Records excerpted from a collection
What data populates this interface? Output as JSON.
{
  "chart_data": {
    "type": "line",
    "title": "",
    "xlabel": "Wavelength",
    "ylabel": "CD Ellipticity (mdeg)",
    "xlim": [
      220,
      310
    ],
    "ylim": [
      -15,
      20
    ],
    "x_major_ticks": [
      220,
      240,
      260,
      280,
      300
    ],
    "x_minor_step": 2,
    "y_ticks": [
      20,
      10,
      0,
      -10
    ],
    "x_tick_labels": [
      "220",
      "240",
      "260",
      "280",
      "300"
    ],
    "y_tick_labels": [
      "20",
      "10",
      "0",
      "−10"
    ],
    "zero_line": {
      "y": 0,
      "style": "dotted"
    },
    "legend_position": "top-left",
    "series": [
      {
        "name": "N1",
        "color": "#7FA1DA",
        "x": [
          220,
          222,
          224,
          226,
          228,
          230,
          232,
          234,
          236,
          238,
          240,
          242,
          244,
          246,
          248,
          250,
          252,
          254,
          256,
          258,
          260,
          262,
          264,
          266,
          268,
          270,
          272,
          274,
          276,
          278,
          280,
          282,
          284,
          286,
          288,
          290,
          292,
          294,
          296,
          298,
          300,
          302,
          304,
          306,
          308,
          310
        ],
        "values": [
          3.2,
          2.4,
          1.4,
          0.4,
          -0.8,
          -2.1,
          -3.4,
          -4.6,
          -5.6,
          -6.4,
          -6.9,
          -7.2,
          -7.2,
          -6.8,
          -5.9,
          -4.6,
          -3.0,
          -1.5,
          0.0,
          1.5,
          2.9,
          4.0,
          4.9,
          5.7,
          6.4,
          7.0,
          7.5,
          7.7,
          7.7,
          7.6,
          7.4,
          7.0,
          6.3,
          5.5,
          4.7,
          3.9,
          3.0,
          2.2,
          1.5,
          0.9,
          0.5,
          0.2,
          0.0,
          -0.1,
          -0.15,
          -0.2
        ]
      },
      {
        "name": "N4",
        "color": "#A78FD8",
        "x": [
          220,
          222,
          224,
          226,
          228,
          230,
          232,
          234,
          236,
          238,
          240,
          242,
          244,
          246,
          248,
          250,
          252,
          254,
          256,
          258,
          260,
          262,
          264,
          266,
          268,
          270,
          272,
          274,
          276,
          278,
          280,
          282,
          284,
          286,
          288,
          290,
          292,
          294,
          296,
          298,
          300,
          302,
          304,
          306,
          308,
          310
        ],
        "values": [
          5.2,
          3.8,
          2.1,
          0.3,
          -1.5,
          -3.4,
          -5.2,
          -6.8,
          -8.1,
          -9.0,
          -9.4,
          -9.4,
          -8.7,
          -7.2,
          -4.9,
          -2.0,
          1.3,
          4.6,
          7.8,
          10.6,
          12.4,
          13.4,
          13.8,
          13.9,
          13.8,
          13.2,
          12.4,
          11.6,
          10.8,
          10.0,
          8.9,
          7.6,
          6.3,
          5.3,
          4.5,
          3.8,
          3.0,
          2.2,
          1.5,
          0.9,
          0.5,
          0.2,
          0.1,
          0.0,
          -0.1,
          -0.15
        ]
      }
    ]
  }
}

■ Set exercise ■
Word for word, write out the data.

■ Solution for this exercise ■
What data populates this interface? Output as JSON.
{
  "chart_data": {
    "type": "line",
    "title": "",
    "xlabel": "Wavelength",
    "ylabel": "CD Ellipticity (mdeg)",
    "xlim": [
      220,
      310
    ],
    "ylim": [
      -15,
      20
    ],
    "x_major_ticks": [
      220,
      240,
      260,
      280,
      300
    ],
    "x_minor_step": 2,
    "y_ticks": [
      20,
      10,
      0,
      -10
    ],
    "x_tick_labels": [
      "220",
      "240",
      "260",
      "280",
      "300"
    ],
    "y_tick_labels": [
      "20",
      "10",
      "0",
      "−10"
    ],
    "zero_line": {
      "y": 0,
      "style": "dotted"
    },
    "legend_position": "top-left",
    "series": [
      {
        "name": "N1",
        "color": "#7FA1DA",
        "x": [
          220,
          222,
          224,
          226,
          228,
          230,
          232,
          234,
          236,
          238,
          240,
          242,
          244,
          246,
          248,
          250,
          252,
          254,
          256,
          258,
          260,
          262,
          264,
          266,
          268,
          270,
          272,
          274,
          276,
          278,
          280,
          282,
          284,
          286,
          288,
          290,
          292,
          294,
          296,
          298,
          300,
          302,
          304,
          306,
          308,
          310
        ],
        "values": [
          3.2,
          2.4,
          1.4,
          0.4,
          -0.8,
          -2.1,
          -3.4,
          -4.6,
          -5.6,
          -6.4,
          -6.9,
          -7.2,
          -7.2,
          -6.8,
          -5.9,
          -4.6,
          -3.0,
          -1.5,
          0.0,
          1.5,
          2.9,
          4.0,
          4.9,
          5.7,
          6.4,
          7.0,
          7.5,
          7.7,
          7.7,
          7.6,
          7.4,
          7.0,
          6.3,
          5.5,
          4.7,
          3.9,
          3.0,
          2.2,
          1.5,
          0.9,
          0.5,
          0.2,
          0.0,
          -0.1,
          -0.15,
          -0.2
        ]
      },
      {
        "name": "N4",
        "color": "#A78FD8",
        "x": [
          220,
          222,
          224,
          226,
          228,
          230,
          232,
          234,
          236,
          238,
          240,
          242,
          244,
          246,
          248,
          250,
          252,
          254,
          256,
          258,
          260,
          262,
          264,
          266,
          268,
          270,
          272,
          274,
          276,
          278,
          280,
          282,
          284,
          286,
          288,
          290,
          292,
          294,
          296,
          298,
          300,
          302,
          304,
          306,
          308,
          310
        ],
        "values": [
          5.2,
          3.8,
          2.1,
          0.3,
          -1.5,
          -3.4,
          -5.2,
          -6.8,
          -8.1,
          -9.0,
          -9.4,
          -9.4,
          -8.7,
          -7.2,
          -4.9,
          -2.0,
          1.3,
          4.6,
          7.8,
          10.6,
          12.4,
          13.4,
          13.8,
          13.9,
          13.8,
          13.2,
          12.4,
          11.6,
          10.8,
          10.0,
          8.9,
          7.6,
          6.3,
          5.3,
          4.5,
          3.8,
          3.0,
          2.2,
          1.5,
          0.9,
          0.5,
          0.2,
          0.1,
          0.0,
          -0.1,
          -0.15
        ]
      }
    ]
  }
}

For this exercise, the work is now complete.